··· SUPPLIED ENTRIES

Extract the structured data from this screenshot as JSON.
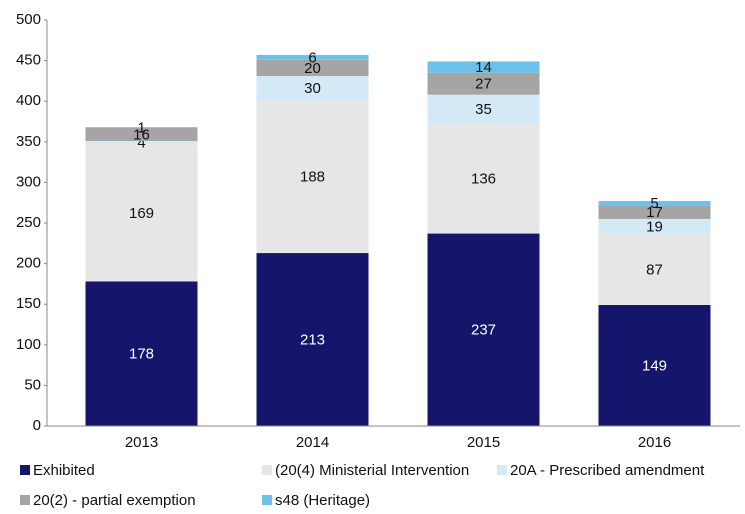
{
  "chart_data": {
    "type": "stacked_bar",
    "categories": [
      "2013",
      "2014",
      "2015",
      "2016"
    ],
    "series": [
      {
        "name": "Exhibited",
        "color": "#15166b",
        "values": [
          178,
          213,
          237,
          149
        ]
      },
      {
        "name": "(20(4) Ministerial Intervention",
        "color": "#e6e6e6",
        "values": [
          169,
          188,
          136,
          87
        ]
      },
      {
        "name": "20A - Prescribed amendment",
        "color": "#d3e9f6",
        "values": [
          4,
          30,
          35,
          19
        ]
      },
      {
        "name": "20(2) - partial exemption",
        "color": "#a5a5a5",
        "values": [
          16,
          20,
          27,
          17
        ]
      },
      {
        "name": "s48 (Heritage)",
        "color": "#6cc0ea",
        "values": [
          1,
          6,
          14,
          5
        ]
      }
    ],
    "ylim": [
      0,
      500
    ],
    "yticks": [
      0,
      50,
      100,
      150,
      200,
      250,
      300,
      350,
      400,
      450,
      500
    ],
    "grid": false,
    "legend": "bottom"
  }
}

······

TASK OBJECTIVE -> Go through the listing above and write it all out exactly, leaving out any picture.

RESULT FOR THIS EXERCISE ->
Extract the structured data from this screenshot as JSON.
{
  "chart_data": {
    "type": "stacked_bar",
    "categories": [
      "2013",
      "2014",
      "2015",
      "2016"
    ],
    "series": [
      {
        "name": "Exhibited",
        "color": "#15166b",
        "values": [
          178,
          213,
          237,
          149
        ]
      },
      {
        "name": "(20(4) Ministerial Intervention",
        "color": "#e6e6e6",
        "values": [
          169,
          188,
          136,
          87
        ]
      },
      {
        "name": "20A - Prescribed amendment",
        "color": "#d3e9f6",
        "values": [
          4,
          30,
          35,
          19
        ]
      },
      {
        "name": "20(2) - partial exemption",
        "color": "#a5a5a5",
        "values": [
          16,
          20,
          27,
          17
        ]
      },
      {
        "name": "s48 (Heritage)",
        "color": "#6cc0ea",
        "values": [
          1,
          6,
          14,
          5
        ]
      }
    ],
    "ylim": [
      0,
      500
    ],
    "yticks": [
      0,
      50,
      100,
      150,
      200,
      250,
      300,
      350,
      400,
      450,
      500
    ],
    "grid": false,
    "legend": "bottom"
  }
}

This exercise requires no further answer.